• Work to complete
Reproduce the data in its entirety, exactly as supplied.
-------- Supplied data
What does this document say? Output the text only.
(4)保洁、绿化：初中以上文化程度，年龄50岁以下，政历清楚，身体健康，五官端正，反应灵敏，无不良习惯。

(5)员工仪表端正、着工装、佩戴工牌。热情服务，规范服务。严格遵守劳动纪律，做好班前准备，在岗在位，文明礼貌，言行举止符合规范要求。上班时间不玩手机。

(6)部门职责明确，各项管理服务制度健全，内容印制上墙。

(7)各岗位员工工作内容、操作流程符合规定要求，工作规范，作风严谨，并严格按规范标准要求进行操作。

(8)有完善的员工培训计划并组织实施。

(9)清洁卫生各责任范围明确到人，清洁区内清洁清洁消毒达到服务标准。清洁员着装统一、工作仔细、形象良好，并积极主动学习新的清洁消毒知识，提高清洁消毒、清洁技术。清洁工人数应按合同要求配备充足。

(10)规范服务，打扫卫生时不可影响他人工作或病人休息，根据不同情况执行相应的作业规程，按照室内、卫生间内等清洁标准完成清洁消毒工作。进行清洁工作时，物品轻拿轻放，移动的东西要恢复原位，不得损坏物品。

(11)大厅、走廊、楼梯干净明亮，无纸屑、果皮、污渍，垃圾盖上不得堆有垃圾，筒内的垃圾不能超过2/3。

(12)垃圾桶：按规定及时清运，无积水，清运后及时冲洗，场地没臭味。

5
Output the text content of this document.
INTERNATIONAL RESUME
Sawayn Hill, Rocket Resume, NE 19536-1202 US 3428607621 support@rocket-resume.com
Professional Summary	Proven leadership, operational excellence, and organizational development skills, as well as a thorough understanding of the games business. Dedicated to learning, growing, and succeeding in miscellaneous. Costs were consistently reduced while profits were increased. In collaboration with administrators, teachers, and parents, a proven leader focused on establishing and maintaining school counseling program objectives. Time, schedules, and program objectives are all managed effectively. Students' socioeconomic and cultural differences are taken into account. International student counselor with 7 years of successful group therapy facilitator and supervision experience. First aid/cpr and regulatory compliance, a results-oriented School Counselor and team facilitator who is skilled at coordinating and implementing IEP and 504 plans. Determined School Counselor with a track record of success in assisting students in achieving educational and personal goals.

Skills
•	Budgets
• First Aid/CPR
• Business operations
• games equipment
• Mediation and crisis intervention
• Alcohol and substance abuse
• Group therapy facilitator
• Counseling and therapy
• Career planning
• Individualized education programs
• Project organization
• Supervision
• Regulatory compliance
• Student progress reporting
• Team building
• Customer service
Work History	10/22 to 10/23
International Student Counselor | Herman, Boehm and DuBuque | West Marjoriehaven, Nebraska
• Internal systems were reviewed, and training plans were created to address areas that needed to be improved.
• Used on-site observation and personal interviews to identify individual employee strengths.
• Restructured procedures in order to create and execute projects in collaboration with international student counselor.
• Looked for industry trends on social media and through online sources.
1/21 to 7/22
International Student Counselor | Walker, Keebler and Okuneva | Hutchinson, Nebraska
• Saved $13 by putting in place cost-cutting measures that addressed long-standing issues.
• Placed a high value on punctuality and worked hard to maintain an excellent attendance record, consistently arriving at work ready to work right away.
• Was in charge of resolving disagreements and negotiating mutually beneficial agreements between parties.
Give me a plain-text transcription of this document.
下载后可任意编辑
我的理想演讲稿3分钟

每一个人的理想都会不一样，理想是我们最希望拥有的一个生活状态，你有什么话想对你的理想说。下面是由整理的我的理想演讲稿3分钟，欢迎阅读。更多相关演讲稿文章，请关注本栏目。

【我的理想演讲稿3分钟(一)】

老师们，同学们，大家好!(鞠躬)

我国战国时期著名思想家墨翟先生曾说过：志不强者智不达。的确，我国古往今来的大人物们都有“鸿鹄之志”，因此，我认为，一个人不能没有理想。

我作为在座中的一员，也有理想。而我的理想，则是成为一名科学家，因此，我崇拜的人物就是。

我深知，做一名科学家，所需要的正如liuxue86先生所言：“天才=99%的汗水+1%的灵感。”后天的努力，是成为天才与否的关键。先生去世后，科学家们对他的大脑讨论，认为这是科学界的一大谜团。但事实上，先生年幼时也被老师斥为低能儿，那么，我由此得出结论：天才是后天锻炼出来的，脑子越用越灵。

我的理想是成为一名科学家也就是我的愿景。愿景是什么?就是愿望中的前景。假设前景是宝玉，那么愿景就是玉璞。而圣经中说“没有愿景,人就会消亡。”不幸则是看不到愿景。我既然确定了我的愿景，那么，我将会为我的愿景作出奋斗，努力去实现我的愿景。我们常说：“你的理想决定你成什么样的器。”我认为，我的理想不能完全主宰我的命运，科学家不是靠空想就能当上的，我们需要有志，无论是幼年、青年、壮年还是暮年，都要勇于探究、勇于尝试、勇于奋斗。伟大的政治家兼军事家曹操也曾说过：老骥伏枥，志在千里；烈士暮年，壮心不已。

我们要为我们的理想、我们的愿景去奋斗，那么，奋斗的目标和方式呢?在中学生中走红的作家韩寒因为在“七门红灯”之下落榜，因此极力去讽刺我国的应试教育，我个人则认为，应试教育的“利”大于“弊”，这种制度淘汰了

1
----------------
• Solution
What does this document say? Output the text only.
(4)保洁、绿化：初中以上文化程度，年龄50岁以下，政历清楚，身体健康，五官端正，反应灵敏，无不良习惯。

(5)员工仪表端正、着工装、佩戴工牌。热情服务，规范服务。严格遵守劳动纪律，做好班前准备，在岗在位，文明礼貌，言行举止符合规范要求。上班时间不玩手机。

(6)部门职责明确，各项管理服务制度健全，内容印制上墙。

(7)各岗位员工工作内容、操作流程符合规定要求，工作规范，作风严谨，并严格按规范标准要求进行操作。

(8)有完善的员工培训计划并组织实施。

(9)清洁卫生各责任范围明确到人，清洁区内清洁清洁消毒达到服务标准。清洁员着装统一、工作仔细、形象良好，并积极主动学习新的清洁消毒知识，提高清洁消毒、清洁技术。清洁工人数应按合同要求配备充足。

(10)规范服务，打扫卫生时不可影响他人工作或病人休息，根据不同情况执行相应的作业规程，按照室内、卫生间内等清洁标准完成清洁消毒工作。进行清洁工作时，物品轻拿轻放，移动的东西要恢复原位，不得损坏物品。

(11)大厅、走廊、楼梯干净明亮，无纸屑、果皮、污渍，垃圾盖上不得堆有垃圾，筒内的垃圾不能超过2/3。

(12)垃圾桶：按规定及时清运，无积水，清运后及时冲洗，场地没臭味。

5
Output the text content of this document.
INTERNATIONAL RESUME
Sawayn Hill, Rocket Resume, NE 19536-1202 US 3428607621 support@rocket-resume.com
Professional Summary	Proven leadership, operational excellence, and organizational development skills, as well as a thorough understanding of the games business. Dedicated to learning, growing, and succeeding in miscellaneous. Costs were consistently reduced while profits were increased. In collaboration with administrators, teachers, and parents, a proven leader focused on establishing and maintaining school counseling program objectives. Time, schedules, and program objectives are all managed effectively. Students' socioeconomic and cultural differences are taken into account. International student counselor with 7 years of successful group therapy facilitator and supervision experience. First aid/cpr and regulatory compliance, a results-oriented School Counselor and team facilitator who is skilled at coordinating and implementing IEP and 504 plans. Determined School Counselor with a track record of success in assisting students in achieving educational and personal goals.

Skills
•	Budgets
• First Aid/CPR
• Business operations
• games equipment
• Mediation and crisis intervention
• Alcohol and substance abuse
• Group therapy facilitator
• Counseling and therapy
• Career planning
• Individualized education programs
• Project organization
• Supervision
• Regulatory compliance
• Student progress reporting
• Team building
• Customer service
Work History	10/22 to 10/23
International Student Counselor | Herman, Boehm and DuBuque | West Marjoriehaven, Nebraska
• Internal systems were reviewed, and training plans were created to address areas that needed to be improved.
• Used on-site observation and personal interviews to identify individual employee strengths.
• Restructured procedures in order to create and execute projects in collaboration with international student counselor.
• Looked for industry trends on social media and through online sources.
1/21 to 7/22
International Student Counselor | Walker, Keebler and Okuneva | Hutchinson, Nebraska
• Saved $13 by putting in place cost-cutting measures that addressed long-standing issues.
• Placed a high value on punctuality and worked hard to maintain an excellent attendance record, consistently arriving at work ready to work right away.
• Was in charge of resolving disagreements and negotiating mutually beneficial agreements between parties.
Give me a plain-text transcription of this document.
下载后可任意编辑
我的理想演讲稿3分钟

每一个人的理想都会不一样，理想是我们最希望拥有的一个生活状态，你有什么话想对你的理想说。下面是由整理的我的理想演讲稿3分钟，欢迎阅读。更多相关演讲稿文章，请关注本栏目。

【我的理想演讲稿3分钟(一)】

老师们，同学们，大家好!(鞠躬)

我国战国时期著名思想家墨翟先生曾说过：志不强者智不达。的确，我国古往今来的大人物们都有“鸿鹄之志”，因此，我认为，一个人不能没有理想。

我作为在座中的一员，也有理想。而我的理想，则是成为一名科学家，因此，我崇拜的人物就是。

我深知，做一名科学家，所需要的正如liuxue86先生所言：“天才=99%的汗水+1%的灵感。”后天的努力，是成为天才与否的关键。先生去世后，科学家们对他的大脑讨论，认为这是科学界的一大谜团。但事实上，先生年幼时也被老师斥为低能儿，那么，我由此得出结论：天才是后天锻炼出来的，脑子越用越灵。

我的理想是成为一名科学家也就是我的愿景。愿景是什么?就是愿望中的前景。假设前景是宝玉，那么愿景就是玉璞。而圣经中说“没有愿景,人就会消亡。”不幸则是看不到愿景。我既然确定了我的愿景，那么，我将会为我的愿景作出奋斗，努力去实现我的愿景。我们常说：“你的理想决定你成什么样的器。”我认为，我的理想不能完全主宰我的命运，科学家不是靠空想就能当上的，我们需要有志，无论是幼年、青年、壮年还是暮年，都要勇于探究、勇于尝试、勇于奋斗。伟大的政治家兼军事家曹操也曾说过：老骥伏枥，志在千里；烈士暮年，壮心不已。

我们要为我们的理想、我们的愿景去奋斗，那么，奋斗的目标和方式呢?在中学生中走红的作家韩寒因为在“七门红灯”之下落榜，因此极力去讽刺我国的应试教育，我个人则认为，应试教育的“利”大于“弊”，这种制度淘汰了

1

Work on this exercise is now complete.